THE TASK | Only the pictures stay out; every record is to be quoted exactly.

Dataset entries:
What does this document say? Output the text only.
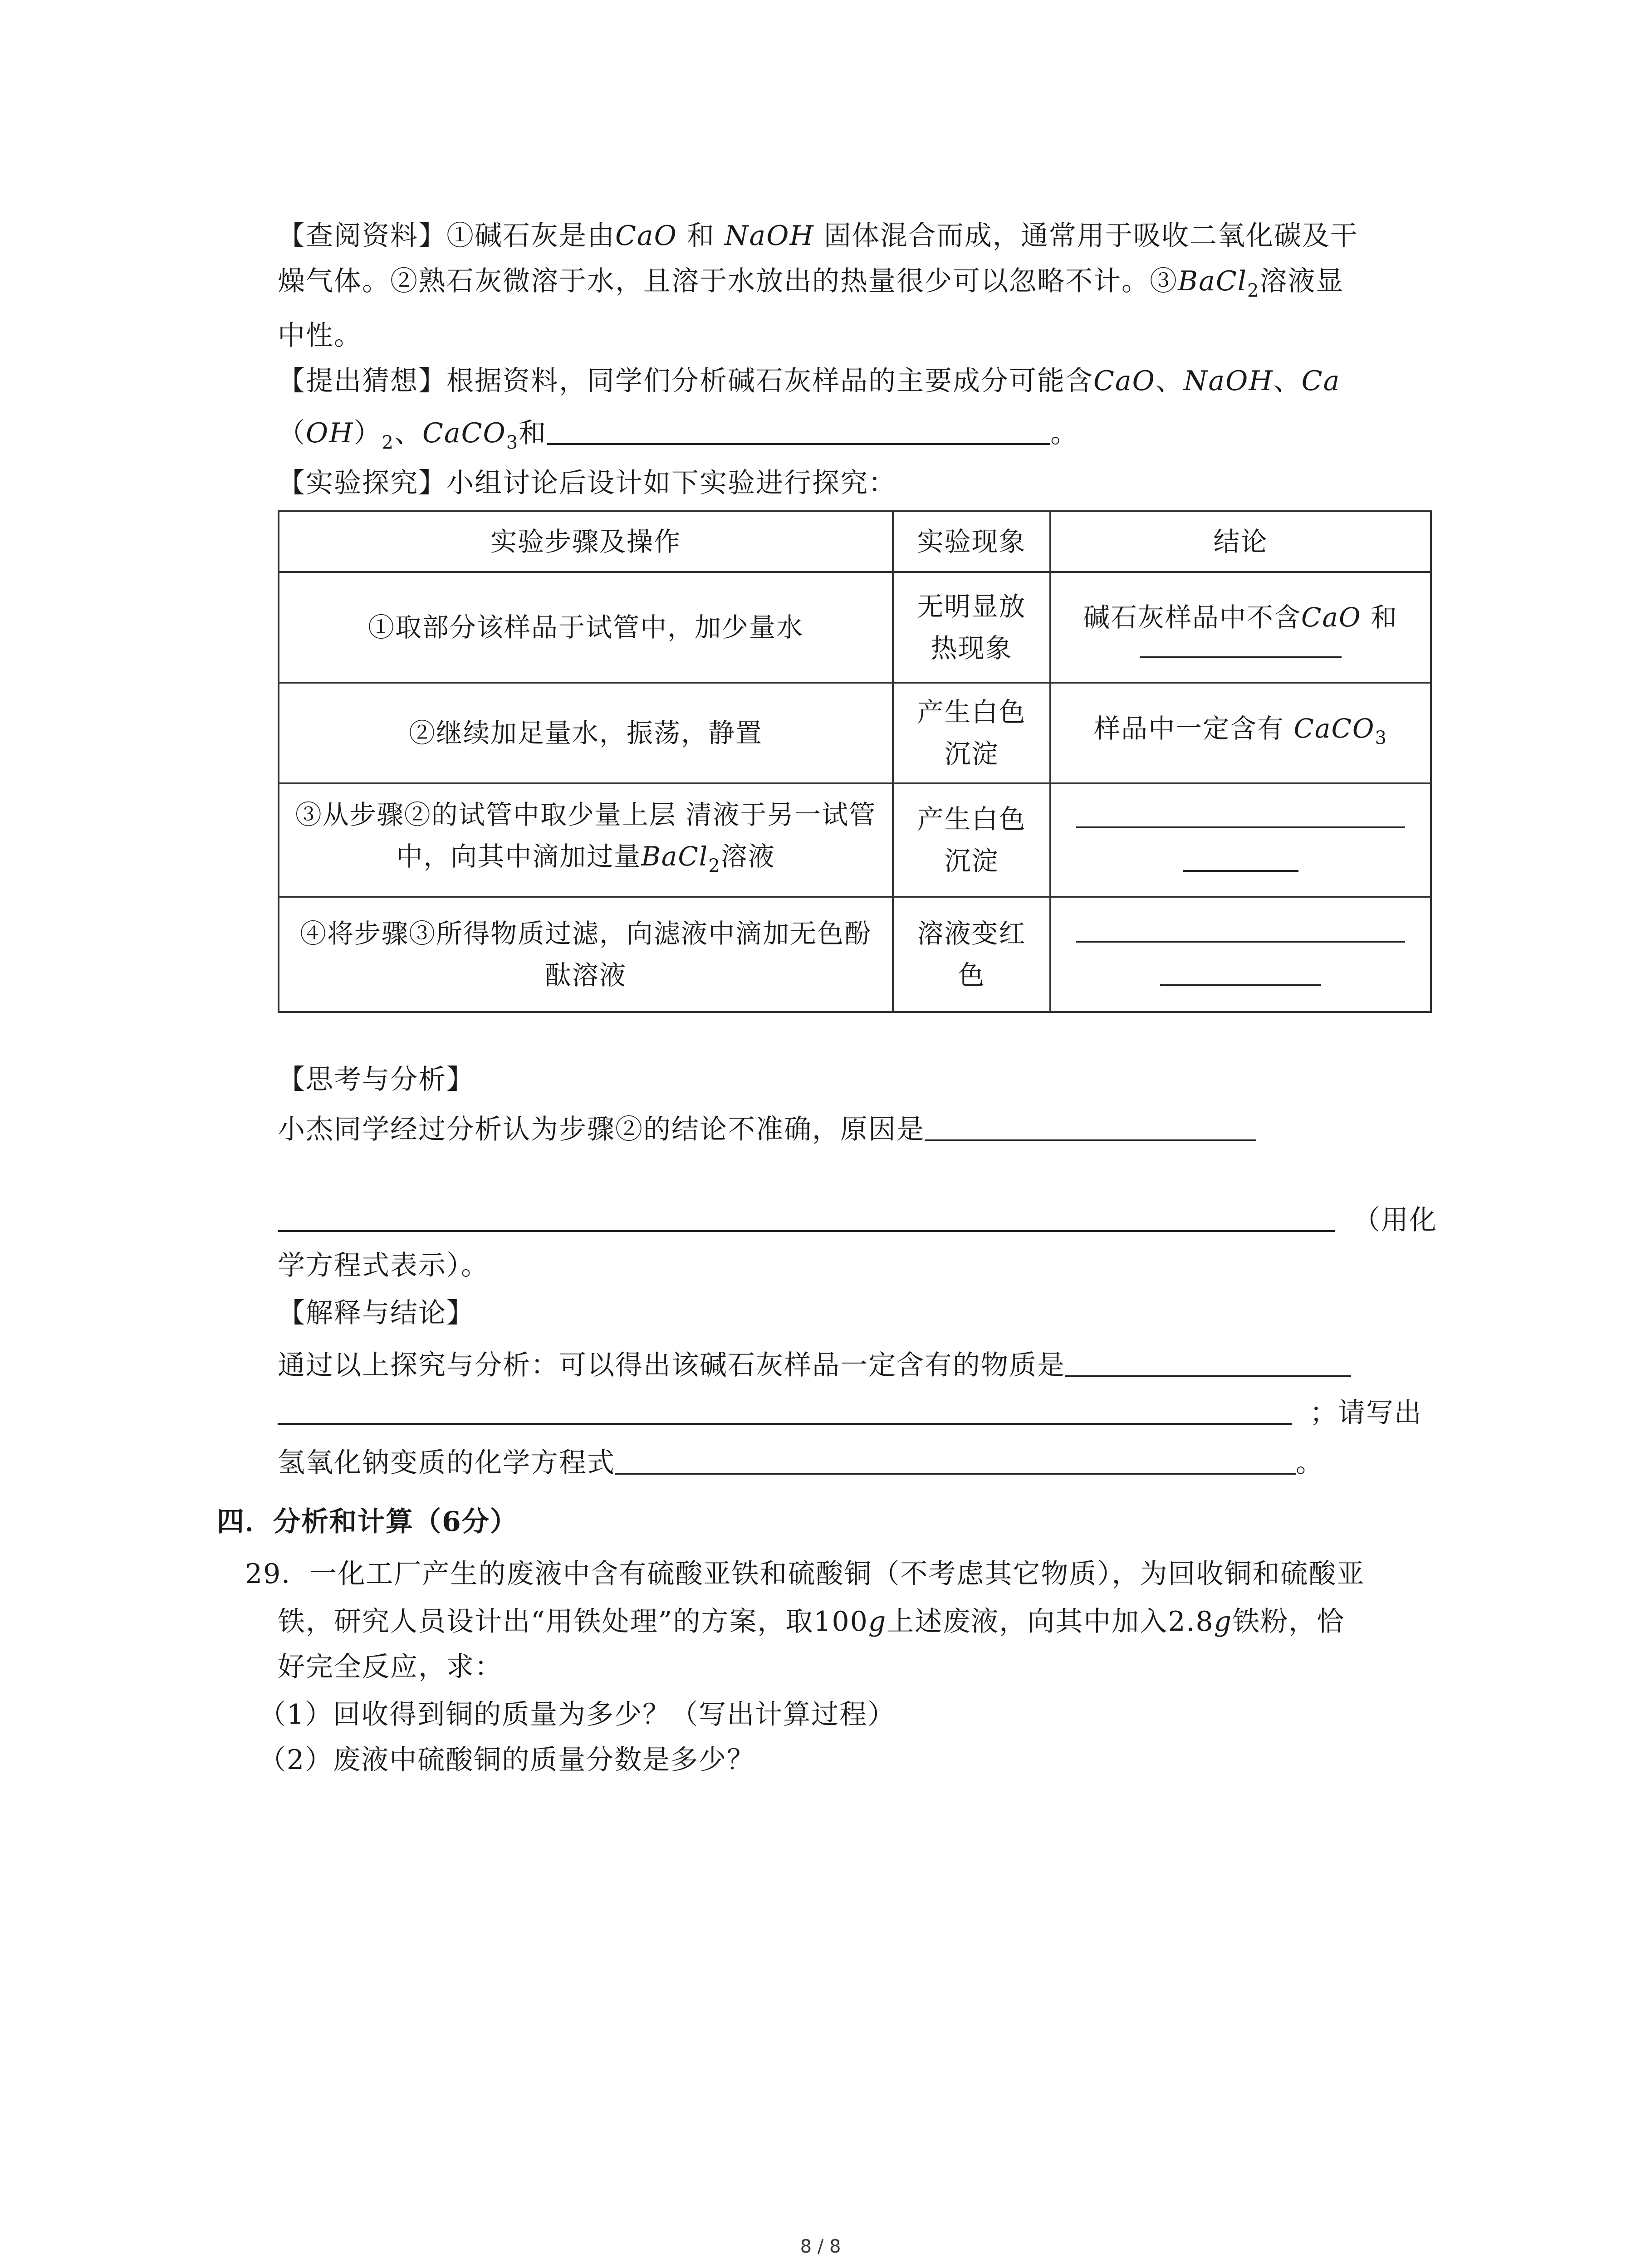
【查阅资料】①碱石灰是由CaO 和 NaOH 固体混合而成，通常用于吸收二氧化碳及干
燥气体。②熟石灰微溶于水，且溶于水放出的热量很少可以忽略不计。③BaCl$_2$溶液显
中性。
【提出猜想】根据资料，同学们分析碱石灰样品的主要成分可能含CaO、NaOH、Ca
$(OH)_2$、CaCO$_3$和	。
【实验探究】小组讨论后设计如下实验进行探究：
实验步骤及操作	实验现象	结论
①取部分该样品于试管中，加少量水	无明显放热现象	碱石灰样品中不含CaO 和

②继续加足量水，振荡，静置	产生白色沉淀	样品中一定含有 CaCO$_3$
③从步骤②的试管中取少量上层 清液于另一试管中，向其中滴加过量BaCl$_2$溶液	产生白色沉淀	

④将步骤③所得物质过滤，向滤液中滴加无色酚酞溶液	溶液变红色	
【思考与分析】
小杰同学经过分析认为步骤②的结论不准确，原因是
（用化
学方程式表示）。
【解释与结论】
通过以上探究与分析：可以得出该碱石灰样品一定含有的物质是
；请写出
氢氧化钠变质的化学方程式	。
四．分析和计算（6分）
29．一化工厂产生的废液中含有硫酸亚铁和硫酸铜（不考虑其它物质），为回收铜和硫酸亚
铁，研究人员设计出“用铁处理”的方案，取100g上述废液，向其中加入2.8g铁粉，恰
好完全反应，求：
（1）回收得到铜的质量为多少？（写出计算过程）
（2）废液中硫酸铜的质量分数是多少？
8 / 8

COMPLETED EXERCISE |
What does this document say? Output the text only.
【查阅资料】①碱石灰是由CaO 和 NaOH 固体混合而成，通常用于吸收二氧化碳及干
燥气体。②熟石灰微溶于水，且溶于水放出的热量很少可以忽略不计。③BaCl$_2$溶液显
中性。
【提出猜想】根据资料，同学们分析碱石灰样品的主要成分可能含CaO、NaOH、Ca
$(OH)_2$、CaCO$_3$和	。
【实验探究】小组讨论后设计如下实验进行探究：
实验步骤及操作	实验现象	结论
①取部分该样品于试管中，加少量水	无明显放热现象	碱石灰样品中不含CaO 和

②继续加足量水，振荡，静置	产生白色沉淀	样品中一定含有 CaCO$_3$
③从步骤②的试管中取少量上层 清液于另一试管中，向其中滴加过量BaCl$_2$溶液	产生白色沉淀	

④将步骤③所得物质过滤，向滤液中滴加无色酚酞溶液	溶液变红色	
【思考与分析】
小杰同学经过分析认为步骤②的结论不准确，原因是
（用化
学方程式表示）。
【解释与结论】
通过以上探究与分析：可以得出该碱石灰样品一定含有的物质是
；请写出
氢氧化钠变质的化学方程式	。
四．分析和计算（6分）
29．一化工厂产生的废液中含有硫酸亚铁和硫酸铜（不考虑其它物质），为回收铜和硫酸亚
铁，研究人员设计出“用铁处理”的方案，取100g上述废液，向其中加入2.8g铁粉，恰
好完全反应，求：
（1）回收得到铜的质量为多少？（写出计算过程）
（2）废液中硫酸铜的质量分数是多少？
8 / 8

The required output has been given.